EXCERPTED TEXT:

________

[libvirt-users] VM's in a HA-configuration - synchronising vm config files

Wed Mar 2 23:51:29 UTC 2016

Good evening,

The shared-nothing sync of local files/directories within a cluster is one 
of my favorite topics about failures and data loss.. :)

This kind of thing is usually best achieved by an external configuration 
management tool (puppet, chef, whatever, etc..). or by an external storage 
system..

If you really are determined to do this, then please considering the 
following items:

1) when host1 will go down, host2 will take over and restart your VMs just 
fine (I hope).
After fixing host1, you bring it up and the cron host1->host2 kicks 
in, overwriting the live files on host2 with those from the just-salvaged 
host1 (might be corrupt, outdated or gone).

________

SHORT TASK 1:
Reproduce the mailing list post on syncing VM config files between "The shared-nothing sync" and "fine (I hope).", inclusive.
SHORT TASK 2:
In the mailing list post on syncing VM config files, what goes wrong when host1 is brought back up after being fixed?
SHORT TASK 3:
Extend the mailing list post on syncing VM config files, picking up right after its last sentence.

Annotated element listings

________

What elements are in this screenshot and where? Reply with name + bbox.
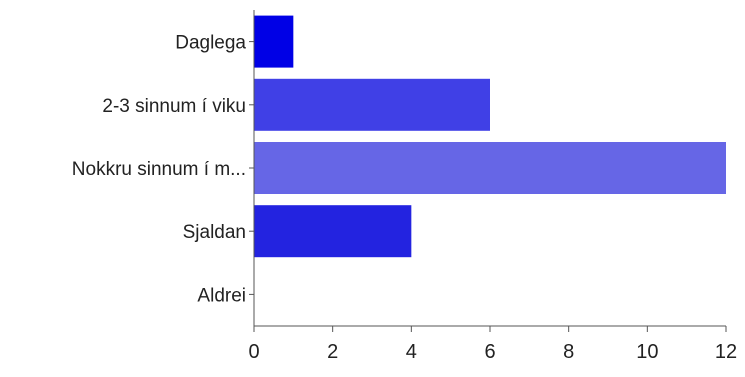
x-tick-label-5: 10 <box>636 341 658 363</box>
bar-1 <box>254 78 490 131</box>
x-tick-label-2: 4 <box>406 341 417 363</box>
category-label-3: Sjaldan <box>183 222 246 243</box>
bar-2 <box>254 142 726 194</box>
ticks-layer <box>249 41 727 332</box>
category-label-2: Nokkru sinnum í m... <box>72 159 246 180</box>
x-tick-label-4: 8 <box>563 341 574 363</box>
category-label-4: Aldrei <box>197 285 246 306</box>
x-tick-label-1: 2 <box>327 341 338 363</box>
category-label-1: 2-3 sinnum í viku <box>102 96 246 117</box>
bar-3 <box>254 205 412 258</box>
category-label-0: Daglega <box>175 33 246 54</box>
x-tick-label-0: 0 <box>248 341 259 363</box>
x-tick-label-3: 6 <box>484 341 495 363</box>
bar-0 <box>254 15 294 68</box>
bars-layer <box>254 15 726 258</box>
labels-layer: Daglega 2-3 sinnum í viku Nokkru sinnum í … <box>72 33 737 363</box>
x-tick-label-6: 12 <box>715 341 737 363</box>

________

RESULT 1:
The shared-nothing sync of local files/directories within a cluster is one 
of my favorite topics about failures and data loss.. :)

This kind of thing is usually best achieved by an external configuration 
management tool (puppet, chef, whatever, etc..). or by an external storage 
system..

If you really are determined to do this, then please considering the 
following items:

1) when host1 will go down, host2 will take over and restart your VMs just 
fine (I hope).

RESULT 2:
The cron job that copies from host1 to host2 starts running again. It overwrites the live files on host2 with the files from host1, and those files might be corrupt, outdated or gone.

RESULT 3:
That's why you need to make the 'scheduler' follow the service group of 
your VM's (it must only run where the vg is active and imported).

2) What if you need to bring host1 up with networking after its crash?
Perhaps you don't want to have host2 sync -back- the VMs to host1 when 
you're not ready.

3) even if you solve [1] and [3], a manual failover from host2 to host1 
during the day might leave some corrupted files if there's an rsync in 
progress (if it hasn't finished yet).

If the quantity of data you are syncing is low or if you are very careful, 
you might avoid hitting [3] but once the duration of the 'rsync' processes 
becomes noticeable you're increasing your risk (I once had a few hundreds 
of GB's suddenly re-appear because a failover had occured).

So when I had to do something like this (and it wasn't even safe in all 
cases), it was by using 'lsyncd' with inotify and rsync in an HA 
configuration (the 'lsyncd' process would follow the main process service 
group) where the rsync's spawned by lsyncd would only attempt to reach out 
to the peer's service IP. Those IPs were brought up by the clustering 
software on each of the node so they could only be up if the recovered 
node was fully up.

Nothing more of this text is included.